» What to produce: Please give the listing again in its entirety, exactly as written.
━━━━
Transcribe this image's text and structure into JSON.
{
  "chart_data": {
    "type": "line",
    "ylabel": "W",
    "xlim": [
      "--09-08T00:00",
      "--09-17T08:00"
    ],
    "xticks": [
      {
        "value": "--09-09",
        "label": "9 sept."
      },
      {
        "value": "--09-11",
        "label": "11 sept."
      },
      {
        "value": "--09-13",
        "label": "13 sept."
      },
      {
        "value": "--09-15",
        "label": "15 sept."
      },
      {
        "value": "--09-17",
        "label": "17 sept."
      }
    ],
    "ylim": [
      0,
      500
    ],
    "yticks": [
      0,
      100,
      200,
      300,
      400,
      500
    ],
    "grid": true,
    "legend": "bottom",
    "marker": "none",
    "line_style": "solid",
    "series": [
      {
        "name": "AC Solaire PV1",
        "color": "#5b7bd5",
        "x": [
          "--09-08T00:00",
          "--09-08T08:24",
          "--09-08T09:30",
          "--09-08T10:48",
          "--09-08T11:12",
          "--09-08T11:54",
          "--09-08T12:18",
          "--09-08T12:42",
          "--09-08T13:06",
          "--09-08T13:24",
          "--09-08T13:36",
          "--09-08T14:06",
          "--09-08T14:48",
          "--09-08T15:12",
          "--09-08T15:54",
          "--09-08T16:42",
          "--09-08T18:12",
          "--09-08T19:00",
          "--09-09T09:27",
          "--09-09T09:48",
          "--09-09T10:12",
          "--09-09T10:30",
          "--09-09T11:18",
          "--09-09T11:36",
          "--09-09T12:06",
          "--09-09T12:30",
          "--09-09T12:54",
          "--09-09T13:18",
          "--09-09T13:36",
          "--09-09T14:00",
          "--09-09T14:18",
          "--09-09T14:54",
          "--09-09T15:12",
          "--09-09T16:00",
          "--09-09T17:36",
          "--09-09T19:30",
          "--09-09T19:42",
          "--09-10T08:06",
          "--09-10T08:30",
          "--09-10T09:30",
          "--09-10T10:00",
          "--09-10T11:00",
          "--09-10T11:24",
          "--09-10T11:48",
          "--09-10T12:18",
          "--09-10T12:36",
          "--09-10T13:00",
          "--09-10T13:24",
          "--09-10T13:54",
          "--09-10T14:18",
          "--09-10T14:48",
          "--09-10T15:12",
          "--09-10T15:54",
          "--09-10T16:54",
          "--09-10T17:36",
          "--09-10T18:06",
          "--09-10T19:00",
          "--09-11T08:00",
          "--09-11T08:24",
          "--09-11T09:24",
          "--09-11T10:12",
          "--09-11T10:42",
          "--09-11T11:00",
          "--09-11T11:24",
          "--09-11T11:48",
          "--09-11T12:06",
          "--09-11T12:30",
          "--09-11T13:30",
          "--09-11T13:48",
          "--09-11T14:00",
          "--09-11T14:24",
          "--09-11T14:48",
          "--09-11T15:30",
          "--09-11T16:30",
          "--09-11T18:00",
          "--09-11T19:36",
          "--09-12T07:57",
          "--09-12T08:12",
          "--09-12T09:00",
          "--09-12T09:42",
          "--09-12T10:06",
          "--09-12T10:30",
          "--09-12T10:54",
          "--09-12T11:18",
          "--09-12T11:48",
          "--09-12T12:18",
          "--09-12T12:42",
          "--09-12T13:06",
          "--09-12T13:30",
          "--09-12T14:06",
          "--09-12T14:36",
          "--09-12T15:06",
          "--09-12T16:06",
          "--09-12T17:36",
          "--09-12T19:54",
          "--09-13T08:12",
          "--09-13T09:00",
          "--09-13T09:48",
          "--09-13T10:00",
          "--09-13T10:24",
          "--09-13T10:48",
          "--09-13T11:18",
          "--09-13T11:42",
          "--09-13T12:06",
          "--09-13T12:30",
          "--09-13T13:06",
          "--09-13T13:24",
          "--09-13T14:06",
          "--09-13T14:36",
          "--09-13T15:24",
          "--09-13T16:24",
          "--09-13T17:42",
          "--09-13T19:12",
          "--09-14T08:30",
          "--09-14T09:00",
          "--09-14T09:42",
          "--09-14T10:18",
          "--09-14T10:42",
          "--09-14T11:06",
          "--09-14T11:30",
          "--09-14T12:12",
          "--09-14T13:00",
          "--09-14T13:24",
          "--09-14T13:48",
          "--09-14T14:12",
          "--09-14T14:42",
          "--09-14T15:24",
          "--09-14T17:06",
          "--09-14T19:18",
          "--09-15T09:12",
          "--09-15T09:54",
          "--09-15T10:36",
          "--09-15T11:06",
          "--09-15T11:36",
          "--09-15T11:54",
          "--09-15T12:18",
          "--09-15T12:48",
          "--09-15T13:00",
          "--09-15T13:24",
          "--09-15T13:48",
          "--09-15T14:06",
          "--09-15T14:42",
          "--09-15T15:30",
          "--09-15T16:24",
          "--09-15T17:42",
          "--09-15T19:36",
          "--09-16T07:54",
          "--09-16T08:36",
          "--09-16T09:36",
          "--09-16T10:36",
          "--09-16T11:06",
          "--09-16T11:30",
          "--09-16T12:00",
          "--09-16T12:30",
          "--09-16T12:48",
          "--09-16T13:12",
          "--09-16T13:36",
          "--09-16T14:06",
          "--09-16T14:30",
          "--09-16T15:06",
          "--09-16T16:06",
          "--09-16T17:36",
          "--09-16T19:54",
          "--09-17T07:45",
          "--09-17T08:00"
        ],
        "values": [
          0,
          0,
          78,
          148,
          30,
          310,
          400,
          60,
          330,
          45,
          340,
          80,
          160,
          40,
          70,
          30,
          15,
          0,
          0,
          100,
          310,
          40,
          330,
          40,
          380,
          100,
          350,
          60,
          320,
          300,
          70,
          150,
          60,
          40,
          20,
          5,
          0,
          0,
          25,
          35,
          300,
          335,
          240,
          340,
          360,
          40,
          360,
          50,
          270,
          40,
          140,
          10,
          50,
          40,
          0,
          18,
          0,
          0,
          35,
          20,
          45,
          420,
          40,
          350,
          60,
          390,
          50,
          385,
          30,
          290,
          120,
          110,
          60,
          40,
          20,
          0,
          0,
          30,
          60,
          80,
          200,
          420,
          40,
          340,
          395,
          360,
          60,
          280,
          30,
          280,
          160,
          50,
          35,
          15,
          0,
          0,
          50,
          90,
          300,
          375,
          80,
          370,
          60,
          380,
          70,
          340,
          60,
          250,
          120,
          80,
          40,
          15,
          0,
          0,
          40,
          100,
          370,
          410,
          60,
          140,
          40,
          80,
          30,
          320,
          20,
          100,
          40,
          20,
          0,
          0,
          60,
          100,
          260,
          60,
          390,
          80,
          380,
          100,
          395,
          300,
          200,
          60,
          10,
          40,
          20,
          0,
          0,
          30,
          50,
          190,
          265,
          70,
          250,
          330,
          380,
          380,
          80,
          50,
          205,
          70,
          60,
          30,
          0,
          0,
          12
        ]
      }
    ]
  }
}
━━━━
» Finished exercise:
Transcribe this image's text and structure into JSON.
{
  "chart_data": {
    "type": "line",
    "ylabel": "W",
    "xlim": [
      "--09-08T00:00",
      "--09-17T08:00"
    ],
    "xticks": [
      {
        "value": "--09-09",
        "label": "9 sept."
      },
      {
        "value": "--09-11",
        "label": "11 sept."
      },
      {
        "value": "--09-13",
        "label": "13 sept."
      },
      {
        "value": "--09-15",
        "label": "15 sept."
      },
      {
        "value": "--09-17",
        "label": "17 sept."
      }
    ],
    "ylim": [
      0,
      500
    ],
    "yticks": [
      0,
      100,
      200,
      300,
      400,
      500
    ],
    "grid": true,
    "legend": "bottom",
    "marker": "none",
    "line_style": "solid",
    "series": [
      {
        "name": "AC Solaire PV1",
        "color": "#5b7bd5",
        "x": [
          "--09-08T00:00",
          "--09-08T08:24",
          "--09-08T09:30",
          "--09-08T10:48",
          "--09-08T11:12",
          "--09-08T11:54",
          "--09-08T12:18",
          "--09-08T12:42",
          "--09-08T13:06",
          "--09-08T13:24",
          "--09-08T13:36",
          "--09-08T14:06",
          "--09-08T14:48",
          "--09-08T15:12",
          "--09-08T15:54",
          "--09-08T16:42",
          "--09-08T18:12",
          "--09-08T19:00",
          "--09-09T09:27",
          "--09-09T09:48",
          "--09-09T10:12",
          "--09-09T10:30",
          "--09-09T11:18",
          "--09-09T11:36",
          "--09-09T12:06",
          "--09-09T12:30",
          "--09-09T12:54",
          "--09-09T13:18",
          "--09-09T13:36",
          "--09-09T14:00",
          "--09-09T14:18",
          "--09-09T14:54",
          "--09-09T15:12",
          "--09-09T16:00",
          "--09-09T17:36",
          "--09-09T19:30",
          "--09-09T19:42",
          "--09-10T08:06",
          "--09-10T08:30",
          "--09-10T09:30",
          "--09-10T10:00",
          "--09-10T11:00",
          "--09-10T11:24",
          "--09-10T11:48",
          "--09-10T12:18",
          "--09-10T12:36",
          "--09-10T13:00",
          "--09-10T13:24",
          "--09-10T13:54",
          "--09-10T14:18",
          "--09-10T14:48",
          "--09-10T15:12",
          "--09-10T15:54",
          "--09-10T16:54",
          "--09-10T17:36",
          "--09-10T18:06",
          "--09-10T19:00",
          "--09-11T08:00",
          "--09-11T08:24",
          "--09-11T09:24",
          "--09-11T10:12",
          "--09-11T10:42",
          "--09-11T11:00",
          "--09-11T11:24",
          "--09-11T11:48",
          "--09-11T12:06",
          "--09-11T12:30",
          "--09-11T13:30",
          "--09-11T13:48",
          "--09-11T14:00",
          "--09-11T14:24",
          "--09-11T14:48",
          "--09-11T15:30",
          "--09-11T16:30",
          "--09-11T18:00",
          "--09-11T19:36",
          "--09-12T07:57",
          "--09-12T08:12",
          "--09-12T09:00",
          "--09-12T09:42",
          "--09-12T10:06",
          "--09-12T10:30",
          "--09-12T10:54",
          "--09-12T11:18",
          "--09-12T11:48",
          "--09-12T12:18",
          "--09-12T12:42",
          "--09-12T13:06",
          "--09-12T13:30",
          "--09-12T14:06",
          "--09-12T14:36",
          "--09-12T15:06",
          "--09-12T16:06",
          "--09-12T17:36",
          "--09-12T19:54",
          "--09-13T08:12",
          "--09-13T09:00",
          "--09-13T09:48",
          "--09-13T10:00",
          "--09-13T10:24",
          "--09-13T10:48",
          "--09-13T11:18",
          "--09-13T11:42",
          "--09-13T12:06",
          "--09-13T12:30",
          "--09-13T13:06",
          "--09-13T13:24",
          "--09-13T14:06",
          "--09-13T14:36",
          "--09-13T15:24",
          "--09-13T16:24",
          "--09-13T17:42",
          "--09-13T19:12",
          "--09-14T08:30",
          "--09-14T09:00",
          "--09-14T09:42",
          "--09-14T10:18",
          "--09-14T10:42",
          "--09-14T11:06",
          "--09-14T11:30",
          "--09-14T12:12",
          "--09-14T13:00",
          "--09-14T13:24",
          "--09-14T13:48",
          "--09-14T14:12",
          "--09-14T14:42",
          "--09-14T15:24",
          "--09-14T17:06",
          "--09-14T19:18",
          "--09-15T09:12",
          "--09-15T09:54",
          "--09-15T10:36",
          "--09-15T11:06",
          "--09-15T11:36",
          "--09-15T11:54",
          "--09-15T12:18",
          "--09-15T12:48",
          "--09-15T13:00",
          "--09-15T13:24",
          "--09-15T13:48",
          "--09-15T14:06",
          "--09-15T14:42",
          "--09-15T15:30",
          "--09-15T16:24",
          "--09-15T17:42",
          "--09-15T19:36",
          "--09-16T07:54",
          "--09-16T08:36",
          "--09-16T09:36",
          "--09-16T10:36",
          "--09-16T11:06",
          "--09-16T11:30",
          "--09-16T12:00",
          "--09-16T12:30",
          "--09-16T12:48",
          "--09-16T13:12",
          "--09-16T13:36",
          "--09-16T14:06",
          "--09-16T14:30",
          "--09-16T15:06",
          "--09-16T16:06",
          "--09-16T17:36",
          "--09-16T19:54",
          "--09-17T07:45",
          "--09-17T08:00"
        ],
        "values": [
          0,
          0,
          78,
          148,
          30,
          310,
          400,
          60,
          330,
          45,
          340,
          80,
          160,
          40,
          70,
          30,
          15,
          0,
          0,
          100,
          310,
          40,
          330,
          40,
          380,
          100,
          350,
          60,
          320,
          300,
          70,
          150,
          60,
          40,
          20,
          5,
          0,
          0,
          25,
          35,
          300,
          335,
          240,
          340,
          360,
          40,
          360,
          50,
          270,
          40,
          140,
          10,
          50,
          40,
          0,
          18,
          0,
          0,
          35,
          20,
          45,
          420,
          40,
          350,
          60,
          390,
          50,
          385,
          30,
          290,
          120,
          110,
          60,
          40,
          20,
          0,
          0,
          30,
          60,
          80,
          200,
          420,
          40,
          340,
          395,
          360,
          60,
          280,
          30,
          280,
          160,
          50,
          35,
          15,
          0,
          0,
          50,
          90,
          300,
          375,
          80,
          370,
          60,
          380,
          70,
          340,
          60,
          250,
          120,
          80,
          40,
          15,
          0,
          0,
          40,
          100,
          370,
          410,
          60,
          140,
          40,
          80,
          30,
          320,
          20,
          100,
          40,
          20,
          0,
          0,
          60,
          100,
          260,
          60,
          390,
          80,
          380,
          100,
          395,
          300,
          200,
          60,
          10,
          40,
          20,
          0,
          0,
          30,
          50,
          190,
          265,
          70,
          250,
          330,
          380,
          380,
          80,
          50,
          205,
          70,
          60,
          30,
          0,
          0,
          12
        ]
      }
    ]
  }
}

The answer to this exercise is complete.